— INSTRUCTIONS FOR THE TASK —
Omit the images. Copy each entry word for word.

Entries with figure data:
....................

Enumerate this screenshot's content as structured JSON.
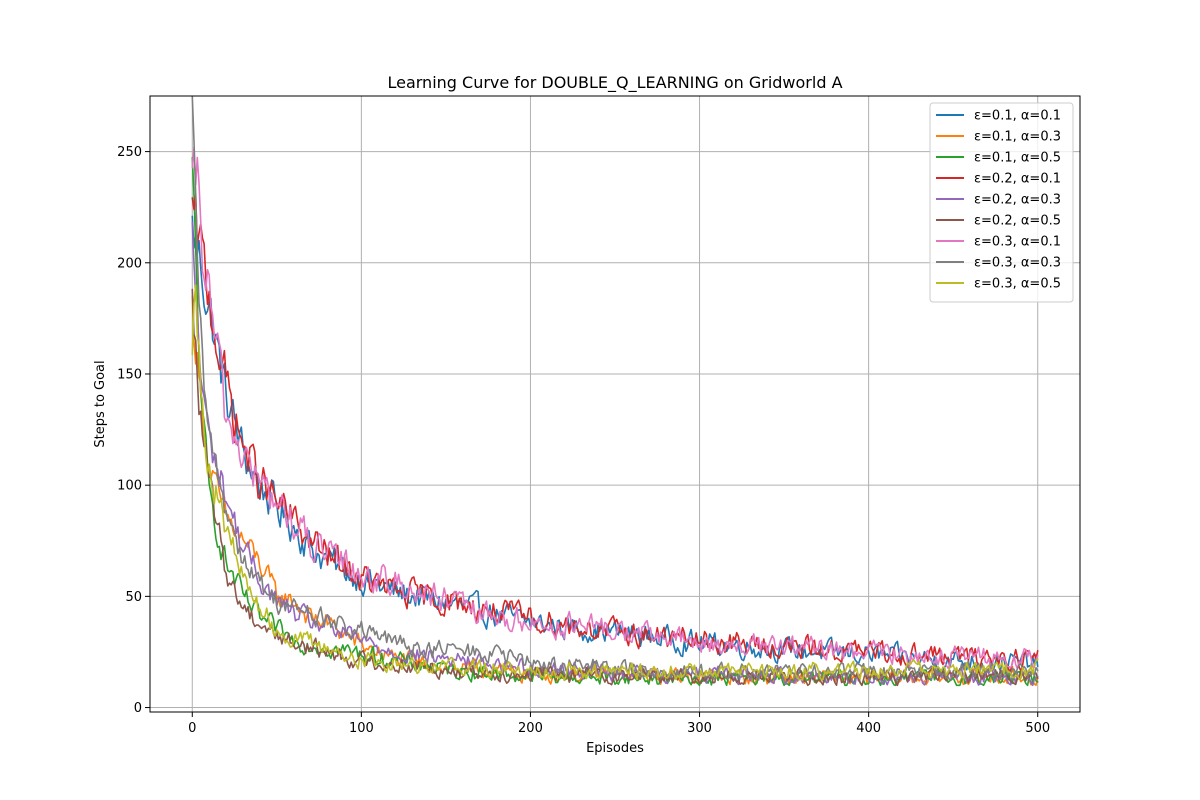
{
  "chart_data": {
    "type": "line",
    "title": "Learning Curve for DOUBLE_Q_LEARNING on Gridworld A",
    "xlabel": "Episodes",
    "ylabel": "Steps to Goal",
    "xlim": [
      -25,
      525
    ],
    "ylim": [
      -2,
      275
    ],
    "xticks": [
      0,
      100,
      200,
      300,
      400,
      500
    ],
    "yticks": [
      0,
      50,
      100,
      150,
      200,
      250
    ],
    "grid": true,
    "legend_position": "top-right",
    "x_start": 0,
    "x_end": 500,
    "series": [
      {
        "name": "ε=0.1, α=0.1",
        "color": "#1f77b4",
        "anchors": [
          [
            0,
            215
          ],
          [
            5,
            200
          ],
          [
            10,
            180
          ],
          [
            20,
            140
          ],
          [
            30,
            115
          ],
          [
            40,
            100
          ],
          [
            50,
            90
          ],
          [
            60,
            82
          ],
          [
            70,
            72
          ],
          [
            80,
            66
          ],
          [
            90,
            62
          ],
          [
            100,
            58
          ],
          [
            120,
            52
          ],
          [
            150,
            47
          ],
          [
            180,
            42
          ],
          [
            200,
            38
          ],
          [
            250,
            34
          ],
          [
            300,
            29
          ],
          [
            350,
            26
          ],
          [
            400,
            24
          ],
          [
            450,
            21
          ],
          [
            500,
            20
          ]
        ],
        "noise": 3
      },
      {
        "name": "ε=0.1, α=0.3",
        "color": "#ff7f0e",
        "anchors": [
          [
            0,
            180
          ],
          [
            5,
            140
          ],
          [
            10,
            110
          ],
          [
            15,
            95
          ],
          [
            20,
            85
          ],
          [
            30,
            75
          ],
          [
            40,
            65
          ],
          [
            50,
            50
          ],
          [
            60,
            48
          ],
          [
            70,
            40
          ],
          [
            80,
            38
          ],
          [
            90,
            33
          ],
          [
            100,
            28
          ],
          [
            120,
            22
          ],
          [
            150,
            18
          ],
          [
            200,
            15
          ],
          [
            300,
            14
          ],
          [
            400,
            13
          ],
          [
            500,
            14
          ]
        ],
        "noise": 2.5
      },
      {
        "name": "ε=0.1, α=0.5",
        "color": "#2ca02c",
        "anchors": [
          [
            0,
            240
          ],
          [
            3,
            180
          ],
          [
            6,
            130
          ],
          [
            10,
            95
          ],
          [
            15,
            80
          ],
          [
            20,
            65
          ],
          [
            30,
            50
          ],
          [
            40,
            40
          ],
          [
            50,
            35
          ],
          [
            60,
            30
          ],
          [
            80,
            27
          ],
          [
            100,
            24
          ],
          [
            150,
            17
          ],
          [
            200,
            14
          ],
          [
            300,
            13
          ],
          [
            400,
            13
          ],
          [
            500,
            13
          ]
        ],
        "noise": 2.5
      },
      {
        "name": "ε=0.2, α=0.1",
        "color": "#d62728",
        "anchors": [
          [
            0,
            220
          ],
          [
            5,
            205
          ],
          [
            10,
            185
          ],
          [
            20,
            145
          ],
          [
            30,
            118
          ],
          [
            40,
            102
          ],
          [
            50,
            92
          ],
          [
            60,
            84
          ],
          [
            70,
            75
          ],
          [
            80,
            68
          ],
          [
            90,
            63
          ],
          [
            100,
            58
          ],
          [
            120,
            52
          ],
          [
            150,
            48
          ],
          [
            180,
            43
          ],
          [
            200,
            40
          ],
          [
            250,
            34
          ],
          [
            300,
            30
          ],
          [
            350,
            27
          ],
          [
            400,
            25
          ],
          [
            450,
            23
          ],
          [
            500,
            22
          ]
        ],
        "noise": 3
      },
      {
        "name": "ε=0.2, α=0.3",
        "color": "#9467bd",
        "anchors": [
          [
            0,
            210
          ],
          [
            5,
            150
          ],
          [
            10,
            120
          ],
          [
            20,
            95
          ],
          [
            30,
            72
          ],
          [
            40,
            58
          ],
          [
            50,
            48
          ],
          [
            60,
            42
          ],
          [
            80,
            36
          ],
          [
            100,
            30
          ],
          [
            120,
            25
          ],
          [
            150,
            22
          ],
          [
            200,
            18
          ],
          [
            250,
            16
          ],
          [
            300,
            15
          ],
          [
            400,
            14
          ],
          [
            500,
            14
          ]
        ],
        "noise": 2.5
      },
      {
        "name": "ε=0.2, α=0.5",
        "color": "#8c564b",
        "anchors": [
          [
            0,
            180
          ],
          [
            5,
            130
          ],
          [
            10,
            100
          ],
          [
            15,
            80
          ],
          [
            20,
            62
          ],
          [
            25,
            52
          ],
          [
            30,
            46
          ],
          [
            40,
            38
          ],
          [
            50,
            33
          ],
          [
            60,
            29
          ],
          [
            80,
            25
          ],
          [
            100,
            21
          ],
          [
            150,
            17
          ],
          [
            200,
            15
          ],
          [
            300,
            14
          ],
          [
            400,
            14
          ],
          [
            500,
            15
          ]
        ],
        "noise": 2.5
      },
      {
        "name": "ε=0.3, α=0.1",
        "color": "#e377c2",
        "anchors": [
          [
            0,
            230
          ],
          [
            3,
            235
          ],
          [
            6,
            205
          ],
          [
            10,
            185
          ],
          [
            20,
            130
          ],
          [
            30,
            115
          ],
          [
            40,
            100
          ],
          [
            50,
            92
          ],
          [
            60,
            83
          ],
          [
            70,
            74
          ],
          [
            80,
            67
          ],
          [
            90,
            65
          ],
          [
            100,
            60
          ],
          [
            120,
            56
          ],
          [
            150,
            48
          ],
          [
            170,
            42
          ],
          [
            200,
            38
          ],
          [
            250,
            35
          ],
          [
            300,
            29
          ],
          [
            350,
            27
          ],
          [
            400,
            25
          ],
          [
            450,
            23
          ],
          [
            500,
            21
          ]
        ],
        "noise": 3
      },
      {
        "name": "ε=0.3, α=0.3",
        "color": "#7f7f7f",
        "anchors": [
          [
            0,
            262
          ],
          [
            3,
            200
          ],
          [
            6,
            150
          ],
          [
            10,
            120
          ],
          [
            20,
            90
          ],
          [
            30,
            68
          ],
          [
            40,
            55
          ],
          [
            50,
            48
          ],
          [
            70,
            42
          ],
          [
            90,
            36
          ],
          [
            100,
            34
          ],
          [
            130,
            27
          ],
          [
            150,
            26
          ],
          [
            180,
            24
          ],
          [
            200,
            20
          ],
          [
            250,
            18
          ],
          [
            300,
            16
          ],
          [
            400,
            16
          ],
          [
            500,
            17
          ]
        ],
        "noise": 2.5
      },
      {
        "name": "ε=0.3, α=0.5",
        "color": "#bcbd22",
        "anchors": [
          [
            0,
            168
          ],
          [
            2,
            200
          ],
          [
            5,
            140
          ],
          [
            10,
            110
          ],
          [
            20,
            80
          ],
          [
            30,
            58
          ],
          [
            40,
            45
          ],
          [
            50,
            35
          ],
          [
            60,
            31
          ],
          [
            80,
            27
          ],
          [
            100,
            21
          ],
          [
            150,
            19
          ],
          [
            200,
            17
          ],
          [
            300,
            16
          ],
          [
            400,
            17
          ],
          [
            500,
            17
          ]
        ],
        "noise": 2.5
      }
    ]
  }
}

....................

— RESPONSE BELOW —
Enumerate this screenshot's content as structured JSON.
{
  "chart_data": {
    "type": "line",
    "title": "Learning Curve for DOUBLE_Q_LEARNING on Gridworld A",
    "xlabel": "Episodes",
    "ylabel": "Steps to Goal",
    "xlim": [
      -25,
      525
    ],
    "ylim": [
      -2,
      275
    ],
    "xticks": [
      0,
      100,
      200,
      300,
      400,
      500
    ],
    "yticks": [
      0,
      50,
      100,
      150,
      200,
      250
    ],
    "grid": true,
    "legend_position": "top-right",
    "x_start": 0,
    "x_end": 500,
    "series": [
      {
        "name": "ε=0.1, α=0.1",
        "color": "#1f77b4",
        "anchors": [
          [
            0,
            215
          ],
          [
            5,
            200
          ],
          [
            10,
            180
          ],
          [
            20,
            140
          ],
          [
            30,
            115
          ],
          [
            40,
            100
          ],
          [
            50,
            90
          ],
          [
            60,
            82
          ],
          [
            70,
            72
          ],
          [
            80,
            66
          ],
          [
            90,
            62
          ],
          [
            100,
            58
          ],
          [
            120,
            52
          ],
          [
            150,
            47
          ],
          [
            180,
            42
          ],
          [
            200,
            38
          ],
          [
            250,
            34
          ],
          [
            300,
            29
          ],
          [
            350,
            26
          ],
          [
            400,
            24
          ],
          [
            450,
            21
          ],
          [
            500,
            20
          ]
        ],
        "noise": 3
      },
      {
        "name": "ε=0.1, α=0.3",
        "color": "#ff7f0e",
        "anchors": [
          [
            0,
            180
          ],
          [
            5,
            140
          ],
          [
            10,
            110
          ],
          [
            15,
            95
          ],
          [
            20,
            85
          ],
          [
            30,
            75
          ],
          [
            40,
            65
          ],
          [
            50,
            50
          ],
          [
            60,
            48
          ],
          [
            70,
            40
          ],
          [
            80,
            38
          ],
          [
            90,
            33
          ],
          [
            100,
            28
          ],
          [
            120,
            22
          ],
          [
            150,
            18
          ],
          [
            200,
            15
          ],
          [
            300,
            14
          ],
          [
            400,
            13
          ],
          [
            500,
            14
          ]
        ],
        "noise": 2.5
      },
      {
        "name": "ε=0.1, α=0.5",
        "color": "#2ca02c",
        "anchors": [
          [
            0,
            240
          ],
          [
            3,
            180
          ],
          [
            6,
            130
          ],
          [
            10,
            95
          ],
          [
            15,
            80
          ],
          [
            20,
            65
          ],
          [
            30,
            50
          ],
          [
            40,
            40
          ],
          [
            50,
            35
          ],
          [
            60,
            30
          ],
          [
            80,
            27
          ],
          [
            100,
            24
          ],
          [
            150,
            17
          ],
          [
            200,
            14
          ],
          [
            300,
            13
          ],
          [
            400,
            13
          ],
          [
            500,
            13
          ]
        ],
        "noise": 2.5
      },
      {
        "name": "ε=0.2, α=0.1",
        "color": "#d62728",
        "anchors": [
          [
            0,
            220
          ],
          [
            5,
            205
          ],
          [
            10,
            185
          ],
          [
            20,
            145
          ],
          [
            30,
            118
          ],
          [
            40,
            102
          ],
          [
            50,
            92
          ],
          [
            60,
            84
          ],
          [
            70,
            75
          ],
          [
            80,
            68
          ],
          [
            90,
            63
          ],
          [
            100,
            58
          ],
          [
            120,
            52
          ],
          [
            150,
            48
          ],
          [
            180,
            43
          ],
          [
            200,
            40
          ],
          [
            250,
            34
          ],
          [
            300,
            30
          ],
          [
            350,
            27
          ],
          [
            400,
            25
          ],
          [
            450,
            23
          ],
          [
            500,
            22
          ]
        ],
        "noise": 3
      },
      {
        "name": "ε=0.2, α=0.3",
        "color": "#9467bd",
        "anchors": [
          [
            0,
            210
          ],
          [
            5,
            150
          ],
          [
            10,
            120
          ],
          [
            20,
            95
          ],
          [
            30,
            72
          ],
          [
            40,
            58
          ],
          [
            50,
            48
          ],
          [
            60,
            42
          ],
          [
            80,
            36
          ],
          [
            100,
            30
          ],
          [
            120,
            25
          ],
          [
            150,
            22
          ],
          [
            200,
            18
          ],
          [
            250,
            16
          ],
          [
            300,
            15
          ],
          [
            400,
            14
          ],
          [
            500,
            14
          ]
        ],
        "noise": 2.5
      },
      {
        "name": "ε=0.2, α=0.5",
        "color": "#8c564b",
        "anchors": [
          [
            0,
            180
          ],
          [
            5,
            130
          ],
          [
            10,
            100
          ],
          [
            15,
            80
          ],
          [
            20,
            62
          ],
          [
            25,
            52
          ],
          [
            30,
            46
          ],
          [
            40,
            38
          ],
          [
            50,
            33
          ],
          [
            60,
            29
          ],
          [
            80,
            25
          ],
          [
            100,
            21
          ],
          [
            150,
            17
          ],
          [
            200,
            15
          ],
          [
            300,
            14
          ],
          [
            400,
            14
          ],
          [
            500,
            15
          ]
        ],
        "noise": 2.5
      },
      {
        "name": "ε=0.3, α=0.1",
        "color": "#e377c2",
        "anchors": [
          [
            0,
            230
          ],
          [
            3,
            235
          ],
          [
            6,
            205
          ],
          [
            10,
            185
          ],
          [
            20,
            130
          ],
          [
            30,
            115
          ],
          [
            40,
            100
          ],
          [
            50,
            92
          ],
          [
            60,
            83
          ],
          [
            70,
            74
          ],
          [
            80,
            67
          ],
          [
            90,
            65
          ],
          [
            100,
            60
          ],
          [
            120,
            56
          ],
          [
            150,
            48
          ],
          [
            170,
            42
          ],
          [
            200,
            38
          ],
          [
            250,
            35
          ],
          [
            300,
            29
          ],
          [
            350,
            27
          ],
          [
            400,
            25
          ],
          [
            450,
            23
          ],
          [
            500,
            21
          ]
        ],
        "noise": 3
      },
      {
        "name": "ε=0.3, α=0.3",
        "color": "#7f7f7f",
        "anchors": [
          [
            0,
            262
          ],
          [
            3,
            200
          ],
          [
            6,
            150
          ],
          [
            10,
            120
          ],
          [
            20,
            90
          ],
          [
            30,
            68
          ],
          [
            40,
            55
          ],
          [
            50,
            48
          ],
          [
            70,
            42
          ],
          [
            90,
            36
          ],
          [
            100,
            34
          ],
          [
            130,
            27
          ],
          [
            150,
            26
          ],
          [
            180,
            24
          ],
          [
            200,
            20
          ],
          [
            250,
            18
          ],
          [
            300,
            16
          ],
          [
            400,
            16
          ],
          [
            500,
            17
          ]
        ],
        "noise": 2.5
      },
      {
        "name": "ε=0.3, α=0.5",
        "color": "#bcbd22",
        "anchors": [
          [
            0,
            168
          ],
          [
            2,
            200
          ],
          [
            5,
            140
          ],
          [
            10,
            110
          ],
          [
            20,
            80
          ],
          [
            30,
            58
          ],
          [
            40,
            45
          ],
          [
            50,
            35
          ],
          [
            60,
            31
          ],
          [
            80,
            27
          ],
          [
            100,
            21
          ],
          [
            150,
            19
          ],
          [
            200,
            17
          ],
          [
            300,
            16
          ],
          [
            400,
            17
          ],
          [
            500,
            17
          ]
        ],
        "noise": 2.5
      }
    ]
  }
}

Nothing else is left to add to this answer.